*What is needed*:
Look for "Output the text content of this document." in the records below, then copy that line and every line after it, exactly and with nothing added.

______________________________

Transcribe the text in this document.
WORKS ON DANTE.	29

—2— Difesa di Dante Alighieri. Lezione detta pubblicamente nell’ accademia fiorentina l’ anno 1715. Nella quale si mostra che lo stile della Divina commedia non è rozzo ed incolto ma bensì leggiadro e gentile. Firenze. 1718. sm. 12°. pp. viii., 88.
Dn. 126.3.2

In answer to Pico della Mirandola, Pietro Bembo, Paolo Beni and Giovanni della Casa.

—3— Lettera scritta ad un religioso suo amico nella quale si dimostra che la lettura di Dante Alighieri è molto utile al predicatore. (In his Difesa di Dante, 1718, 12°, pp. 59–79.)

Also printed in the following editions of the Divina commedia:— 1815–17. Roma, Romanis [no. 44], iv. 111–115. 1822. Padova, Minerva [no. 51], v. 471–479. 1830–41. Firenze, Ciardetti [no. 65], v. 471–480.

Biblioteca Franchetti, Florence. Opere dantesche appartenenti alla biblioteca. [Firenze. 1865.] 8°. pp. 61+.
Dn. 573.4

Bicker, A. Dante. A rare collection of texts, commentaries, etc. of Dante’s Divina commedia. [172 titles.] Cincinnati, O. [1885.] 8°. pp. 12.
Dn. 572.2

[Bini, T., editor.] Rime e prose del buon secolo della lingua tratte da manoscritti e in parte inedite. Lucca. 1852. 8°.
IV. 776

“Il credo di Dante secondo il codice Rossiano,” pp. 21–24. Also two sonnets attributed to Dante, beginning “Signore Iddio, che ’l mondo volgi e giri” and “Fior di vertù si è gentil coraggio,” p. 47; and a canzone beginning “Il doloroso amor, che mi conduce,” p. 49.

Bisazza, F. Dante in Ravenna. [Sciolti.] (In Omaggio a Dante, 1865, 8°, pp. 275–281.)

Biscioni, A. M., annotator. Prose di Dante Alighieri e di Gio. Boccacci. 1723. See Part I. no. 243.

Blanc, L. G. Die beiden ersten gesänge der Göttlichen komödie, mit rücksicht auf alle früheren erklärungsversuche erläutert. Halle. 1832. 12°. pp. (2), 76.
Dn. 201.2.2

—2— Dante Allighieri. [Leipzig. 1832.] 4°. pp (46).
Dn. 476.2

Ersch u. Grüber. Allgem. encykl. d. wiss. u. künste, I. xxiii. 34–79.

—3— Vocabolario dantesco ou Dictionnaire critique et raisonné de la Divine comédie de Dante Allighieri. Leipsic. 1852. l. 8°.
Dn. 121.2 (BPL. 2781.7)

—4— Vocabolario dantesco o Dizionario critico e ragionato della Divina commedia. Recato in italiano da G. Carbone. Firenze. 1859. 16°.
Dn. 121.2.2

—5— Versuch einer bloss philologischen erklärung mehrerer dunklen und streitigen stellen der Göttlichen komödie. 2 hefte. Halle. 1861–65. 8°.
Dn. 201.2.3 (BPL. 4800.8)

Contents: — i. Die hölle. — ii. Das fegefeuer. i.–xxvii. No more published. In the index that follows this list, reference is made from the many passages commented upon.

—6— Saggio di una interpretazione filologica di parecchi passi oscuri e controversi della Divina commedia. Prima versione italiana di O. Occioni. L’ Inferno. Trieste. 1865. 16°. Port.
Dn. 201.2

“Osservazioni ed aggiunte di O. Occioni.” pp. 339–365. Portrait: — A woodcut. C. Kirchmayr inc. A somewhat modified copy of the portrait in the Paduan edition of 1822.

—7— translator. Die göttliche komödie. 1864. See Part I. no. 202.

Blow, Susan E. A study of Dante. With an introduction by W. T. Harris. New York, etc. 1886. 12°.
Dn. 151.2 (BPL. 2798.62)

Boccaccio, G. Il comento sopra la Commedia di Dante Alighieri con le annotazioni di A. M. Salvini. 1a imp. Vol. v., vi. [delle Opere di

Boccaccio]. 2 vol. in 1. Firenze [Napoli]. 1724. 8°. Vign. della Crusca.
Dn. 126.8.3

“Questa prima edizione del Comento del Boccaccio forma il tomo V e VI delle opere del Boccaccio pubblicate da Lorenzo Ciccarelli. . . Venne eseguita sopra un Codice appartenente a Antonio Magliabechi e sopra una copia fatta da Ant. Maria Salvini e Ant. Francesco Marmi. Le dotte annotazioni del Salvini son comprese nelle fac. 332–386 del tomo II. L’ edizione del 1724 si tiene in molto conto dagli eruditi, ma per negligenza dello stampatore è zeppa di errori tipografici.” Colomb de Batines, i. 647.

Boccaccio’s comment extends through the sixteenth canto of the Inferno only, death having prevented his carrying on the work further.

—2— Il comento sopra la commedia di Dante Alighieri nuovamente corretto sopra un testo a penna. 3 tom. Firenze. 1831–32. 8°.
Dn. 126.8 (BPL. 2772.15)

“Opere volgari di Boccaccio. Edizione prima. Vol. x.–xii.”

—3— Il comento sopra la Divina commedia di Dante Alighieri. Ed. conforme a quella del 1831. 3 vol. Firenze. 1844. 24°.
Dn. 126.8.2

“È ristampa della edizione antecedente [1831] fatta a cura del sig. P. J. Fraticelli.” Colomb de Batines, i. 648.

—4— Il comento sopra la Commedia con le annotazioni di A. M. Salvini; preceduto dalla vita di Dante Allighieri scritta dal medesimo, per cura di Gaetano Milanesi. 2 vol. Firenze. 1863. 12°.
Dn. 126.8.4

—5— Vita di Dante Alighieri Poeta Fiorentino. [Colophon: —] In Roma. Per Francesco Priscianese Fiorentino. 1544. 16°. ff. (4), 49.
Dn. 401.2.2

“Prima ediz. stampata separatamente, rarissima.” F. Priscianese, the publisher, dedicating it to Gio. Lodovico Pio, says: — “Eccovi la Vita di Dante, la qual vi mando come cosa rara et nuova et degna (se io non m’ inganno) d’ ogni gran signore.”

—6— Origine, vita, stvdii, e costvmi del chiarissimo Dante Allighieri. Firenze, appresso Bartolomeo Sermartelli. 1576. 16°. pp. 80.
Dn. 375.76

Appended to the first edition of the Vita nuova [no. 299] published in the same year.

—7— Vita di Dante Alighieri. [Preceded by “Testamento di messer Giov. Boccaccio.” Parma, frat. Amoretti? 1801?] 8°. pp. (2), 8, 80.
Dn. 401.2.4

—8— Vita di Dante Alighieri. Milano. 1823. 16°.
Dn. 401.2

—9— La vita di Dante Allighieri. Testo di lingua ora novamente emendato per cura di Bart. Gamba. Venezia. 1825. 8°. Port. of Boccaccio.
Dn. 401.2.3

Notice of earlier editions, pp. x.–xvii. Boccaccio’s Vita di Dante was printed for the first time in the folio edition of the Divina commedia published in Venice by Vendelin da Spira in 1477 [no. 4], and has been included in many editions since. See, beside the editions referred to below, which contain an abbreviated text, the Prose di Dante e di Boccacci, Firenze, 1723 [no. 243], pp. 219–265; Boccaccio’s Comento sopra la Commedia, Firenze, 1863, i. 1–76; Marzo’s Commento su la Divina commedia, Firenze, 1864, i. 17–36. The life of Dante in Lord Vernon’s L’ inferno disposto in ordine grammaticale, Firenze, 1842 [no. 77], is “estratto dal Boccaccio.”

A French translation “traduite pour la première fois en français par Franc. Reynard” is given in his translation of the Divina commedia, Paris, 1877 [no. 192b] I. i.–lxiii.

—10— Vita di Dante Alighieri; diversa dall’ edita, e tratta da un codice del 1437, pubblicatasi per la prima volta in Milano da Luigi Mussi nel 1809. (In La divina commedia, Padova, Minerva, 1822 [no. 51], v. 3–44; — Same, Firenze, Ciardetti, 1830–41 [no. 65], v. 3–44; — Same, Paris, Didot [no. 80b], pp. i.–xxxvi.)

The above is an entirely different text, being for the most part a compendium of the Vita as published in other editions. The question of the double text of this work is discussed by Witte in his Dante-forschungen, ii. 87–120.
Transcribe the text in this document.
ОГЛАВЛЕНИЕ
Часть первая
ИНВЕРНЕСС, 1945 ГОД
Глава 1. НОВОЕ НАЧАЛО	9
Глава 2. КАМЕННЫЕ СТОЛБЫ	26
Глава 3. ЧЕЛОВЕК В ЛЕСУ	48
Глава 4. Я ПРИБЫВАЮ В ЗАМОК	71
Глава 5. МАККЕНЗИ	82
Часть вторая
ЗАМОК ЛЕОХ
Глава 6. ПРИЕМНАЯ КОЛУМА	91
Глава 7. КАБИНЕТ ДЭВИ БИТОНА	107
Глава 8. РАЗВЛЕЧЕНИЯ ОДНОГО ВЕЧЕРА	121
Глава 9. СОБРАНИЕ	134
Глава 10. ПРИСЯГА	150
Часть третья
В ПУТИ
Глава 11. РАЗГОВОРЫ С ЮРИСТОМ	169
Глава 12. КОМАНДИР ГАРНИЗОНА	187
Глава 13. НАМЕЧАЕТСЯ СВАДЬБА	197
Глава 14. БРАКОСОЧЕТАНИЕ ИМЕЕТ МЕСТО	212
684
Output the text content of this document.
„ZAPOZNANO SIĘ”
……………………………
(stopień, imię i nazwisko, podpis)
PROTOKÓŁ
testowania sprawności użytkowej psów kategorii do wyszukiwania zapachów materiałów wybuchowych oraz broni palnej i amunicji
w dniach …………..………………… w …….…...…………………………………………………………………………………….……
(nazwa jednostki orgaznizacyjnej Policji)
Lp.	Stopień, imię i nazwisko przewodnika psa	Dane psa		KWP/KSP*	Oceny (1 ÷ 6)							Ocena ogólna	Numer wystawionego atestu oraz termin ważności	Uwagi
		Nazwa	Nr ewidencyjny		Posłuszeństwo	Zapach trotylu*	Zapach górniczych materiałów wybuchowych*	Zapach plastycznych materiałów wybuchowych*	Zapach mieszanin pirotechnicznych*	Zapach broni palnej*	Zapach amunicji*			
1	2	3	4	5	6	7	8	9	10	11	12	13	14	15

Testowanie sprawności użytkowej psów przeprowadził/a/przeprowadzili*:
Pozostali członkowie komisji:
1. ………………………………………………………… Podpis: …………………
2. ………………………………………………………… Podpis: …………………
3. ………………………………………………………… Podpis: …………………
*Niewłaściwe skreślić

______________________________

*Completed exercise*:
Output the text content of this document.
„ZAPOZNANO SIĘ”
……………………………
(stopień, imię i nazwisko, podpis)
PROTOKÓŁ
testowania sprawności użytkowej psów kategorii do wyszukiwania zapachów materiałów wybuchowych oraz broni palnej i amunicji
w dniach …………..………………… w …….…...…………………………………………………………………………………….……
(nazwa jednostki orgaznizacyjnej Policji)
Lp.	Stopień, imię i nazwisko przewodnika psa	Dane psa		KWP/KSP*	Oceny (1 ÷ 6)							Ocena ogólna	Numer wystawionego atestu oraz termin ważności	Uwagi
		Nazwa	Nr ewidencyjny		Posłuszeństwo	Zapach trotylu*	Zapach górniczych materiałów wybuchowych*	Zapach plastycznych materiałów wybuchowych*	Zapach mieszanin pirotechnicznych*	Zapach broni palnej*	Zapach amunicji*			
1	2	3	4	5	6	7	8	9	10	11	12	13	14	15

Testowanie sprawności użytkowej psów przeprowadził/a/przeprowadzili*:
Pozostali członkowie komisji:
1. ………………………………………………………… Podpis: …………………
2. ………………………………………………………… Podpis: …………………
3. ………………………………………………………… Podpis: …………………
*Niewłaściwe skreślić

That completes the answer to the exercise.